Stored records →
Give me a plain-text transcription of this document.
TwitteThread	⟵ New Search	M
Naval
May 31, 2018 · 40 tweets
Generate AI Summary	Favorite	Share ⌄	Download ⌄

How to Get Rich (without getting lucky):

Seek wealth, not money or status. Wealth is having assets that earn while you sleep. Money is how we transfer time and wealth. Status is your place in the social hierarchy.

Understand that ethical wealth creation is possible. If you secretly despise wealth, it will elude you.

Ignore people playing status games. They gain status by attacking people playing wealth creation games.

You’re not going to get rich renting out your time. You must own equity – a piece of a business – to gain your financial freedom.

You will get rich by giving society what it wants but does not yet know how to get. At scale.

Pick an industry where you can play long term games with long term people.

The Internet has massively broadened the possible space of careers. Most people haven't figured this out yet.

Set task →
From the material above, copy each line that includes the word "time".

Correct answer →
Seek wealth, not money or status. Wealth is having assets that earn while you sleep. Money is how we transfer time and wealth. Status is your place in the social hierarchy.
You’re not going to get rich renting out your time. You must own equity – a piece of a business – to gain your financial freedom.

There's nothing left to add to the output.